───── EXERCISE TEXT
In its third whistleblower settlement since May, Catholic Healthcare West, San Francisco, last week agreed to pay $10.7 million to settle civil charges of healthcare fraud related to the use of investigational medical devices, the U.S. Justice Department announced.
The 48-hospital system allegedly billed federal health programs for surgical procedures using investigational cardiac devices at four of its hospitals. The devices had not won FDA approval at the time the surgeries were performed, between 1987 and 1994, and Medicare rules at the time barred reimbursement for procedures using unapproved devices.
The allegations are part of a U.S. investigation of teaching hospitals' billing for experimental devices that began in the early 1990s. Similar allegations against hospitals nationwide other than CHW facilities have resulted in more than $18 million in settlements.
CHW settled without admitting guilt. Three of the facilities are in California: 402-bed Mercy General Hospital, Sacramento, 245-bed Sequoia Hospital, Redwood City, and 245-bed Seton Medical Center, Daly City. The fourth facility is 514-bed St. Joseph's Hospital and Medical Center, Phoenix. CHW operates in Arizona, California and Nevada.
CHW Senior Counsel Cori MacDonneil said the suit was solely a billing dispute about advanced medical technology.
"The government has not questioned the quality of care provided in our facilities," MacDonneil said. "The dispute centered on unclear program guidance and unclear administration of that guidance. Catholic Healthcare West cooperated with the Justice Department, and we are pleased to put this matter behind us."
In a written statement, acting U.S. Assistant Attorney General Stuart Schiffer said, "The hospitals in this case disregarded clear government coverage limitations in order to bill federal healthcare programs for procedures they knew were nonreimbursable." The allegations stemmed from a whistleblower lawsuit filed by former medical device salesman Kevin Cosens, who will receive $2.15 million of the recovery.
This is the third whistleblower case recently settled by financially troubled CHW, which has launched a major reorganization after losing $878 million on operations in the past four years.
──────────
───── LISTED ENTRIES
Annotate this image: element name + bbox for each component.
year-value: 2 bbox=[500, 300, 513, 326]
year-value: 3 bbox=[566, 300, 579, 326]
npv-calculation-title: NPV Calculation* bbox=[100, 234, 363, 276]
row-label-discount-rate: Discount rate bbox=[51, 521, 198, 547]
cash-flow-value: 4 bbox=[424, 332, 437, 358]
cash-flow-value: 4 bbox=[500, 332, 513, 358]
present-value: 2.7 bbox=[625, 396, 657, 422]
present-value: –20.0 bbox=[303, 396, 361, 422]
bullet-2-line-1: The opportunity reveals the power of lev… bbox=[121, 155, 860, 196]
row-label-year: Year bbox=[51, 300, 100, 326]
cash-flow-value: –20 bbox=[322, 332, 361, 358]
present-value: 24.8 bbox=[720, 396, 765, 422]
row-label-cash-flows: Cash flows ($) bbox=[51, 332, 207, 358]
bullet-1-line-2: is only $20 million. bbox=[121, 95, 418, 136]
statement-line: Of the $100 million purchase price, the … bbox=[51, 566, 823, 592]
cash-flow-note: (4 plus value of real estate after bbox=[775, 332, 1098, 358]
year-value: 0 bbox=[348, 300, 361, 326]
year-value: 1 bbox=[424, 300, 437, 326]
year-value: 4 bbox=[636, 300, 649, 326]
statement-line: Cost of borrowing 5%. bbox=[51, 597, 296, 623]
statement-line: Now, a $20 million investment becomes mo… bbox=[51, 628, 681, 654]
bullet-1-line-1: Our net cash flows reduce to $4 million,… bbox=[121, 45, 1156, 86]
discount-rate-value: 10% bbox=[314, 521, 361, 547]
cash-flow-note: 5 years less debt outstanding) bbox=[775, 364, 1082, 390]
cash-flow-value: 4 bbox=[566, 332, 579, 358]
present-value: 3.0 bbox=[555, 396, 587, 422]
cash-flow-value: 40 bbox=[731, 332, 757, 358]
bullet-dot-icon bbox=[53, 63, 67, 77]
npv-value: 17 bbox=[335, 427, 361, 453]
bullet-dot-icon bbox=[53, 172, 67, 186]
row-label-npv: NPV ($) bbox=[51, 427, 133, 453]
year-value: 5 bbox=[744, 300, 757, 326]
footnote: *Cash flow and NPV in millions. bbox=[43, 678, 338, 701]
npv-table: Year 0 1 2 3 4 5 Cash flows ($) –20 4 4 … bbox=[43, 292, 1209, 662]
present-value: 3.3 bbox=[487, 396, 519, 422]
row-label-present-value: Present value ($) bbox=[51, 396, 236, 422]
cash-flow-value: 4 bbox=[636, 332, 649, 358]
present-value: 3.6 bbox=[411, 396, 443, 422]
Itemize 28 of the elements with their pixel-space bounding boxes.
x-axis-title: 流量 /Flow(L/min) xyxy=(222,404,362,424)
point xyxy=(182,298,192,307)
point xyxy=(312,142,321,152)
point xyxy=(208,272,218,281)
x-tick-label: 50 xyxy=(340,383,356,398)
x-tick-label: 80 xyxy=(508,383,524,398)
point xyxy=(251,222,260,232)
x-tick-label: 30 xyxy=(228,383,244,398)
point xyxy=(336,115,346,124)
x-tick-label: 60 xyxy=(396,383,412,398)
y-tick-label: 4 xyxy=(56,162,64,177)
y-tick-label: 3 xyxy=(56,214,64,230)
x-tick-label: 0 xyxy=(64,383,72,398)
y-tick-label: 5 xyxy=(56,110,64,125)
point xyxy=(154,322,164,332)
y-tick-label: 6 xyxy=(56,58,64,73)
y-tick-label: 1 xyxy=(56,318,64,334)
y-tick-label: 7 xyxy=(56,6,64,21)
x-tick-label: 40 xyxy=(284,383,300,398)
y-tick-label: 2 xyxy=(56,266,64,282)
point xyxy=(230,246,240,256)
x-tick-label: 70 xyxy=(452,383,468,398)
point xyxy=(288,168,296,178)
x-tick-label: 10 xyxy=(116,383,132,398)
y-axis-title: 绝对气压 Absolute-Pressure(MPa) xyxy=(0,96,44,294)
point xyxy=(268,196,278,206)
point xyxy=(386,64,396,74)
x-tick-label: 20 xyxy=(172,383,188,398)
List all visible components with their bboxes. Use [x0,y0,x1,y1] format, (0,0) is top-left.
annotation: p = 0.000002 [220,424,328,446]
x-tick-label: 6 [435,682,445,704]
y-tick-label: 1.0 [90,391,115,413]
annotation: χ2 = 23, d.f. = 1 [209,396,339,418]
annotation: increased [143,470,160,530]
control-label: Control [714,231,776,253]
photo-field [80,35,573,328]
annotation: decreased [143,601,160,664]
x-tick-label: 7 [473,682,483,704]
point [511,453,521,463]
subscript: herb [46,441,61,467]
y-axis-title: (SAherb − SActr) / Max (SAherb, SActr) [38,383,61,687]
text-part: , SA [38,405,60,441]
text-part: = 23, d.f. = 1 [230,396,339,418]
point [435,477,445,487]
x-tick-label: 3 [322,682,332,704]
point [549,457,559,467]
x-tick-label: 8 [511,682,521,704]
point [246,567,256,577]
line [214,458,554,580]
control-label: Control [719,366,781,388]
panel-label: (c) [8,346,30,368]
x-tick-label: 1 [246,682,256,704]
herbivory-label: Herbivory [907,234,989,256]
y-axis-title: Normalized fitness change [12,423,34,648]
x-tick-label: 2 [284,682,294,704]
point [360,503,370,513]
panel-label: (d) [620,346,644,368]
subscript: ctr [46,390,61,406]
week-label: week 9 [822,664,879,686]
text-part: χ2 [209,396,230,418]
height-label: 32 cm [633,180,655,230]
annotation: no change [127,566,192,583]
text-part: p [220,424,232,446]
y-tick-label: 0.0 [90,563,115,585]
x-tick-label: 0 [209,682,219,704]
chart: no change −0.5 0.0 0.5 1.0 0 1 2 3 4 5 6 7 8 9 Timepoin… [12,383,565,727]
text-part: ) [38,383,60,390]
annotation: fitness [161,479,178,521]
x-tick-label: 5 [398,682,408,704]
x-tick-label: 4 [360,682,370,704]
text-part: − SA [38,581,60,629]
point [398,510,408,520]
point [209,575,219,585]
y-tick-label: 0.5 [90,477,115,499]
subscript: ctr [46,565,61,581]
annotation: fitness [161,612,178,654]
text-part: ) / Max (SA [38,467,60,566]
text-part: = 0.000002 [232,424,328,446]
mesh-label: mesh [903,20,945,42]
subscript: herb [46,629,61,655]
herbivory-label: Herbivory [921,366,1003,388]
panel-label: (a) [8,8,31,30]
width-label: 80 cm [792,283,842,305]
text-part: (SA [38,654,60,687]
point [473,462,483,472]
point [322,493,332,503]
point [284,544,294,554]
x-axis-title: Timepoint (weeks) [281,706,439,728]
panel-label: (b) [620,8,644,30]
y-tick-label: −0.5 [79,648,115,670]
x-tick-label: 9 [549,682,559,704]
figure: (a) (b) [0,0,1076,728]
──────────
> [TO DO]:
A: In the settlement article, how much of the recovery will Kevin Cosens receive?
B: Repeat the portion of the settlement article that opens with the words containing "In its third" and closes with "Justice Department announced.".
Rely only on the settlement article and nothing else.

> [LIST OF ANSWERS]:
A: $2.15 million

B:
In its third whistleblower settlement since May, Catholic Healthcare West, San Francisco, last week agreed to pay $10.7 million to settle civil charges of healthcare fraud related to the use of investigational medical devices, the U.S. Justice Department announced.